-- START Data listing --

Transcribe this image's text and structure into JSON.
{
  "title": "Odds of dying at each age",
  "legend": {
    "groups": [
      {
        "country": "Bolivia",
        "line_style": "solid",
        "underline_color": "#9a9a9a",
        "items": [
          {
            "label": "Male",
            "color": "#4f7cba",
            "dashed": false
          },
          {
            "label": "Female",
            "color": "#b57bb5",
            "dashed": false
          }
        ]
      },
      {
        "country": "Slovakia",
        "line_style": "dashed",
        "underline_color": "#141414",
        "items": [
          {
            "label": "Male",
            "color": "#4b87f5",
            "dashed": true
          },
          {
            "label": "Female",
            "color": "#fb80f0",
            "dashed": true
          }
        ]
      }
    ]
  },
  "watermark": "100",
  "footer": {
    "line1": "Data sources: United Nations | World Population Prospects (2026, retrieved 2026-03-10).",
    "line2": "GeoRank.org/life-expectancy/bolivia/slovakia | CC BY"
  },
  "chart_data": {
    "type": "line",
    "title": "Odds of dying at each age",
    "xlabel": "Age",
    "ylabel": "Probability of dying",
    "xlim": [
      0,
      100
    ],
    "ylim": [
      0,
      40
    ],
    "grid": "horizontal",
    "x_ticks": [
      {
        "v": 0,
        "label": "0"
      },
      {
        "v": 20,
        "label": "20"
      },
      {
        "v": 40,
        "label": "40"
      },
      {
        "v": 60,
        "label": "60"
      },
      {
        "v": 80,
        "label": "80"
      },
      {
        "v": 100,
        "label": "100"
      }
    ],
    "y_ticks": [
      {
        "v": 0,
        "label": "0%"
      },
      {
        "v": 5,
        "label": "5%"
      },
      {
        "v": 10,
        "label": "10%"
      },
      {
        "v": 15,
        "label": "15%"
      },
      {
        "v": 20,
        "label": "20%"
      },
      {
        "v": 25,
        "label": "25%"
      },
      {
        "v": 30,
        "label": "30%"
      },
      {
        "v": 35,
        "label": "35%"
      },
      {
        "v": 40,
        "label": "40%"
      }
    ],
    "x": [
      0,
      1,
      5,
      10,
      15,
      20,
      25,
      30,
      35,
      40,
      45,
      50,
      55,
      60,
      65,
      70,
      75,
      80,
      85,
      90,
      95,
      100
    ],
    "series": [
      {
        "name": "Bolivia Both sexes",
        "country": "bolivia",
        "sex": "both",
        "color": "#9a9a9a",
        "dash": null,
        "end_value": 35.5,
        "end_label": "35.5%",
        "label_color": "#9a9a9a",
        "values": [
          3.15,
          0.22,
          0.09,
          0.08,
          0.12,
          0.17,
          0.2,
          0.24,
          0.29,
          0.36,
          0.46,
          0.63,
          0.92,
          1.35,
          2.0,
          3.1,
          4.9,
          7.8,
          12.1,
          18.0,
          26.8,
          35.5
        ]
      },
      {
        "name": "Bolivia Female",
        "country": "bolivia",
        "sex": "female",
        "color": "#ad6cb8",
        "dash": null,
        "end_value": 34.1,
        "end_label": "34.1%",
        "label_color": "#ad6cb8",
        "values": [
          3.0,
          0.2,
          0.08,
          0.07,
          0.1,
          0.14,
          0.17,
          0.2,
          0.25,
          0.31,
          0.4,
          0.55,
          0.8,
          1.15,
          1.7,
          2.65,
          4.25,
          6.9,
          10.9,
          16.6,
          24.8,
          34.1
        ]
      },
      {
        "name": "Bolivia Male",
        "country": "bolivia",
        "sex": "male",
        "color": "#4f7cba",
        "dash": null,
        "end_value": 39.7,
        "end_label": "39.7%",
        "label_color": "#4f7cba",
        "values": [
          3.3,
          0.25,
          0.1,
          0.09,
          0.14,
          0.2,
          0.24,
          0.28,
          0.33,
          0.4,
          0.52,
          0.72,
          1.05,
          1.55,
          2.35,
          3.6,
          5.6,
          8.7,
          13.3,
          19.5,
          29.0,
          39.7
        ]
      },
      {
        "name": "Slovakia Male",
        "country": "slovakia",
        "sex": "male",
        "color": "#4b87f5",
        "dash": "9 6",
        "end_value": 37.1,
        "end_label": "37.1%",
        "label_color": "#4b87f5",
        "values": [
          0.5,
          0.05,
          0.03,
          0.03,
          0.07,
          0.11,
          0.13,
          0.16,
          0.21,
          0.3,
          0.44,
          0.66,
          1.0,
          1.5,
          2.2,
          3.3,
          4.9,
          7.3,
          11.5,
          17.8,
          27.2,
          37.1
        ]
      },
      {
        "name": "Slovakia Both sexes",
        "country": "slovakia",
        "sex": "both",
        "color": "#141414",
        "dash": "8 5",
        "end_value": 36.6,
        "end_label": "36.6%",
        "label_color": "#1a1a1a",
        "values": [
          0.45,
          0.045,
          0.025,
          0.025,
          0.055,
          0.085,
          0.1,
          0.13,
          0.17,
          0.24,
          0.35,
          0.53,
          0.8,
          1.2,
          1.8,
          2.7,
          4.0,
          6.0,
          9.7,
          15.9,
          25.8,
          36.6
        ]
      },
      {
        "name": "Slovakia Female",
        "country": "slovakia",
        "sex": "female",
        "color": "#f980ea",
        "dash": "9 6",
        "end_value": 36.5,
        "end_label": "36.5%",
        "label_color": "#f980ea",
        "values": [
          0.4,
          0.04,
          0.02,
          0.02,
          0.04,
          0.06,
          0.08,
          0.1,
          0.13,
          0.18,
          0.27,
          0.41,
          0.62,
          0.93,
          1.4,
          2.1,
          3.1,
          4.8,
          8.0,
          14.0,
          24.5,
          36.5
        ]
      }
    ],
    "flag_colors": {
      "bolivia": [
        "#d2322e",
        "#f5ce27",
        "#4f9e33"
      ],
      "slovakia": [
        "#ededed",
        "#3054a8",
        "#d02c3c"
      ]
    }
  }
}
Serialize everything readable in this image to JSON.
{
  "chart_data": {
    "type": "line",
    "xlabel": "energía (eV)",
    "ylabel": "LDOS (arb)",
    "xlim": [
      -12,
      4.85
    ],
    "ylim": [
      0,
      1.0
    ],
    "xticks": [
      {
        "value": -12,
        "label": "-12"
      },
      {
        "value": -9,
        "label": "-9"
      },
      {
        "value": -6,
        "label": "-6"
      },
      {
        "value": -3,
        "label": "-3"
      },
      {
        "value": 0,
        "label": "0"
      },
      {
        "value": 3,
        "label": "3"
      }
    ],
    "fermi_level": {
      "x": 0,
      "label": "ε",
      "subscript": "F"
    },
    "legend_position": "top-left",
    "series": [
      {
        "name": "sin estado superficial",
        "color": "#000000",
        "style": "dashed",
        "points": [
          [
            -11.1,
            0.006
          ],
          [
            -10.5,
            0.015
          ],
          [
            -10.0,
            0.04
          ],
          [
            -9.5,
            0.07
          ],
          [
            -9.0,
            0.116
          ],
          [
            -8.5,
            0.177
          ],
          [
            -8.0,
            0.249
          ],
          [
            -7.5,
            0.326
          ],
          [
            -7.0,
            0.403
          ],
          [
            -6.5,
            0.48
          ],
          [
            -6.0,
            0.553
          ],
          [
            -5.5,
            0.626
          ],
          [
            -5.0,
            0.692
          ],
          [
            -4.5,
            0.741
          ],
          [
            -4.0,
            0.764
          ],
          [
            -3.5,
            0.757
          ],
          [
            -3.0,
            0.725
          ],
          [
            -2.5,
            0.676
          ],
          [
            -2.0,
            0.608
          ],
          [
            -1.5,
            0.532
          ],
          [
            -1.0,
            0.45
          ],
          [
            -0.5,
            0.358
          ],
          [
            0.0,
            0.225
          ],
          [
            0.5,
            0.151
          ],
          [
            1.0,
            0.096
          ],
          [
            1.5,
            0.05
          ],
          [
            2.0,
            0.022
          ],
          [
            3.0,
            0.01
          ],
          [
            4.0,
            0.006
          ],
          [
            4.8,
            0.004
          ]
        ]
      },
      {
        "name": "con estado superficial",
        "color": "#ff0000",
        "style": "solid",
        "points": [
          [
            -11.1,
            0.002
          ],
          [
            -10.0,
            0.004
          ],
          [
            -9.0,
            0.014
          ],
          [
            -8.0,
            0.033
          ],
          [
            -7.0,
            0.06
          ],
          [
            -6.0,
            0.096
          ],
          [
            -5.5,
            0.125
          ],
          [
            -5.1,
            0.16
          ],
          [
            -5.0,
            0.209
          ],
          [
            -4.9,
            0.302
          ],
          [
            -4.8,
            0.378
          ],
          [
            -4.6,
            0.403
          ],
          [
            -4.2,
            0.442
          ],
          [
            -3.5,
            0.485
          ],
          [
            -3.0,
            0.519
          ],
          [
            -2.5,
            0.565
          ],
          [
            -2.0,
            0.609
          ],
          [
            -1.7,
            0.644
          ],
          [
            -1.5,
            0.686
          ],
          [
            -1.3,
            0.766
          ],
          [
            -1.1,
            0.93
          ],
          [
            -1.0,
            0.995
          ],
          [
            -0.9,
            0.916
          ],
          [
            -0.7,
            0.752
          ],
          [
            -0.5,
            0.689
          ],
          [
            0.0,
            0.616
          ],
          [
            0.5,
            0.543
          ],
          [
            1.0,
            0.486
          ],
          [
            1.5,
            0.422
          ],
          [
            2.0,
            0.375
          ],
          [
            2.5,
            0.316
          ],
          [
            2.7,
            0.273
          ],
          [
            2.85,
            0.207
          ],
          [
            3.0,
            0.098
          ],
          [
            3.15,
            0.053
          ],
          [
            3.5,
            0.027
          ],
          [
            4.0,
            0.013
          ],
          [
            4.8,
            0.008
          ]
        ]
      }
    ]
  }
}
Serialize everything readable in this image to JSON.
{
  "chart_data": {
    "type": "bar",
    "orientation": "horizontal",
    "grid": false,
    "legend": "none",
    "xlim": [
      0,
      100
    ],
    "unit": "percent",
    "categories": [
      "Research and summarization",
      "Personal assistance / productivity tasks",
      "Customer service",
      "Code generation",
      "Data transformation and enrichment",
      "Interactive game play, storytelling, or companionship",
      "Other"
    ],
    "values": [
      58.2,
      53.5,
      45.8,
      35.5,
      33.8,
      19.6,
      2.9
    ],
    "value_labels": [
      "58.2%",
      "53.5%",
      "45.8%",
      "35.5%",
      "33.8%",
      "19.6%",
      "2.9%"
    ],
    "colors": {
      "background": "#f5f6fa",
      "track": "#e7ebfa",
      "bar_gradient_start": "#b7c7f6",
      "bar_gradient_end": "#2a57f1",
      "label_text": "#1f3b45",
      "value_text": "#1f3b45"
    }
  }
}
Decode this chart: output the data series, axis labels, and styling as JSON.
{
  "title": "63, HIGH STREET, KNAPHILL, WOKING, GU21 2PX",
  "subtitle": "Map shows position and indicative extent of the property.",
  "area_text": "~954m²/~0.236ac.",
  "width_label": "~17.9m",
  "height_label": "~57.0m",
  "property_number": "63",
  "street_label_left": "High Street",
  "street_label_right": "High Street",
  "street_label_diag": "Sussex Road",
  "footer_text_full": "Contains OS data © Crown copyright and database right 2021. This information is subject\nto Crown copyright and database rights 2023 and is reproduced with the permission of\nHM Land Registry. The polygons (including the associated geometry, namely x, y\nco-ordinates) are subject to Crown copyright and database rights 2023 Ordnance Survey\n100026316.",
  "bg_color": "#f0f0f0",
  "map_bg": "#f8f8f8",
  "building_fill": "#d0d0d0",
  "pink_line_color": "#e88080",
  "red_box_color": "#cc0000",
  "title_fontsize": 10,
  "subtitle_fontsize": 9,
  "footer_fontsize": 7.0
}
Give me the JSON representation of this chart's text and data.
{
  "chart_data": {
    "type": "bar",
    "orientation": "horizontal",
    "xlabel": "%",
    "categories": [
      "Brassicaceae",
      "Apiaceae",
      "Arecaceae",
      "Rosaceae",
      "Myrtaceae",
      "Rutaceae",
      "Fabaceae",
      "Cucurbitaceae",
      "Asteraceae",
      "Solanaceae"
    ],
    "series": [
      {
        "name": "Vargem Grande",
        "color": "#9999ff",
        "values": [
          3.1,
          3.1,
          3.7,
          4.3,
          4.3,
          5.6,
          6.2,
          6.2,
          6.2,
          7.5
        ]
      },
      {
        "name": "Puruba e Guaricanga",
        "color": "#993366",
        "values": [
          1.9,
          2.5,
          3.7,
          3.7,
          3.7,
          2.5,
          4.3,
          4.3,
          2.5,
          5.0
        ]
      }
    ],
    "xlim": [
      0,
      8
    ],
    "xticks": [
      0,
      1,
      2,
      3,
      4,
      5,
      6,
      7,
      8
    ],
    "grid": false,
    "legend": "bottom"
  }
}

-- END Data listing --

The task
Copy all lines from the material that include "Odds".

Final result
  "title": "Odds of dying at each age",
    "title": "Odds of dying at each age",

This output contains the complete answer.